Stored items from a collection
start
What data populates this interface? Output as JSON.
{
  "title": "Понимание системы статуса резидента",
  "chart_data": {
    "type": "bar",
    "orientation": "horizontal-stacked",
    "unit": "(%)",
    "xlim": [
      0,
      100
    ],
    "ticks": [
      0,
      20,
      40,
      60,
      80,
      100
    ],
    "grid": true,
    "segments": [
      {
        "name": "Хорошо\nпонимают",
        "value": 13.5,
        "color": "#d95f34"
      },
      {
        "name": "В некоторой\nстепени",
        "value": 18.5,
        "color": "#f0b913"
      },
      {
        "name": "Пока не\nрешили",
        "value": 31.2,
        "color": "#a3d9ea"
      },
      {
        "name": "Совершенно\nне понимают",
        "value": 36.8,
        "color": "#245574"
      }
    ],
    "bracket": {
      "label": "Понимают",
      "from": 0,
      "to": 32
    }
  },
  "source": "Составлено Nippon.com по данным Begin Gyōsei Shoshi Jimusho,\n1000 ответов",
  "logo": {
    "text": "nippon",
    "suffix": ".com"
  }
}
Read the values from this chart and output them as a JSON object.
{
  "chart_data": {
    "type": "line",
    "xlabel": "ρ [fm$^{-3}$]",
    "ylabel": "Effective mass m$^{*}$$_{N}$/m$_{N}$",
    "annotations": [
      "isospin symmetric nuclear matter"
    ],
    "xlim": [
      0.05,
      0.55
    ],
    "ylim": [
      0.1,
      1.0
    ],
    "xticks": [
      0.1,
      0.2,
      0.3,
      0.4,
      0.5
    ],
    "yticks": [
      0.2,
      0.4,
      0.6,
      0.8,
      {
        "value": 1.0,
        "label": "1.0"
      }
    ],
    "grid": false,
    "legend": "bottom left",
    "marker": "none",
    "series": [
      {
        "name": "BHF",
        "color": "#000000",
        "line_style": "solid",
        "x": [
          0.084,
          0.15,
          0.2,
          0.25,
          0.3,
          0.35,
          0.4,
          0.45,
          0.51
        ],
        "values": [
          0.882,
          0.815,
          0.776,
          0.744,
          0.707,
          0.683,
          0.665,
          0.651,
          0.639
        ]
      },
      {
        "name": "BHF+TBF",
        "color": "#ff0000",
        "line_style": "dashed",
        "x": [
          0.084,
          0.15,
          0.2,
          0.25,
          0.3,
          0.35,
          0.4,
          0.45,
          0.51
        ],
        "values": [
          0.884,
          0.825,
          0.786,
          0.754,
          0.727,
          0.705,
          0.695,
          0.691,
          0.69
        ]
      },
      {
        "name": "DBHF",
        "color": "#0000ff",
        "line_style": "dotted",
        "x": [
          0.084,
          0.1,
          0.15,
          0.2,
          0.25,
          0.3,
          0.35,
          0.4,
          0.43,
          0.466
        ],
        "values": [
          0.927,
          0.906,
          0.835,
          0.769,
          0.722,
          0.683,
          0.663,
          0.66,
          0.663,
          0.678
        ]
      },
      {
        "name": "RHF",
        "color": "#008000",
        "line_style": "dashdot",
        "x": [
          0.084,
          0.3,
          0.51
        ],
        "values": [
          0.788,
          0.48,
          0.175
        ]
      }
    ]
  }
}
end
> **Your goal**: Every entry should be printed again exactly as it stands.

> **Task answer**:
What data populates this interface? Output as JSON.
{
  "title": "Понимание системы статуса резидента",
  "chart_data": {
    "type": "bar",
    "orientation": "horizontal-stacked",
    "unit": "(%)",
    "xlim": [
      0,
      100
    ],
    "ticks": [
      0,
      20,
      40,
      60,
      80,
      100
    ],
    "grid": true,
    "segments": [
      {
        "name": "Хорошо\nпонимают",
        "value": 13.5,
        "color": "#d95f34"
      },
      {
        "name": "В некоторой\nстепени",
        "value": 18.5,
        "color": "#f0b913"
      },
      {
        "name": "Пока не\nрешили",
        "value": 31.2,
        "color": "#a3d9ea"
      },
      {
        "name": "Совершенно\nне понимают",
        "value": 36.8,
        "color": "#245574"
      }
    ],
    "bracket": {
      "label": "Понимают",
      "from": 0,
      "to": 32
    }
  },
  "source": "Составлено Nippon.com по данным Begin Gyōsei Shoshi Jimusho,\n1000 ответов",
  "logo": {
    "text": "nippon",
    "suffix": ".com"
  }
}
Read the values from this chart and output them as a JSON object.
{
  "chart_data": {
    "type": "line",
    "xlabel": "ρ [fm$^{-3}$]",
    "ylabel": "Effective mass m$^{*}$$_{N}$/m$_{N}$",
    "annotations": [
      "isospin symmetric nuclear matter"
    ],
    "xlim": [
      0.05,
      0.55
    ],
    "ylim": [
      0.1,
      1.0
    ],
    "xticks": [
      0.1,
      0.2,
      0.3,
      0.4,
      0.5
    ],
    "yticks": [
      0.2,
      0.4,
      0.6,
      0.8,
      {
        "value": 1.0,
        "label": "1.0"
      }
    ],
    "grid": false,
    "legend": "bottom left",
    "marker": "none",
    "series": [
      {
        "name": "BHF",
        "color": "#000000",
        "line_style": "solid",
        "x": [
          0.084,
          0.15,
          0.2,
          0.25,
          0.3,
          0.35,
          0.4,
          0.45,
          0.51
        ],
        "values": [
          0.882,
          0.815,
          0.776,
          0.744,
          0.707,
          0.683,
          0.665,
          0.651,
          0.639
        ]
      },
      {
        "name": "BHF+TBF",
        "color": "#ff0000",
        "line_style": "dashed",
        "x": [
          0.084,
          0.15,
          0.2,
          0.25,
          0.3,
          0.35,
          0.4,
          0.45,
          0.51
        ],
        "values": [
          0.884,
          0.825,
          0.786,
          0.754,
          0.727,
          0.705,
          0.695,
          0.691,
          0.69
        ]
      },
      {
        "name": "DBHF",
        "color": "#0000ff",
        "line_style": "dotted",
        "x": [
          0.084,
          0.1,
          0.15,
          0.2,
          0.25,
          0.3,
          0.35,
          0.4,
          0.43,
          0.466
        ],
        "values": [
          0.927,
          0.906,
          0.835,
          0.769,
          0.722,
          0.683,
          0.663,
          0.66,
          0.663,
          0.678
        ]
      },
      {
        "name": "RHF",
        "color": "#008000",
        "line_style": "dashdot",
        "x": [
          0.084,
          0.3,
          0.51
        ],
        "values": [
          0.788,
          0.48,
          0.175
        ]
      }
    ]
  }
}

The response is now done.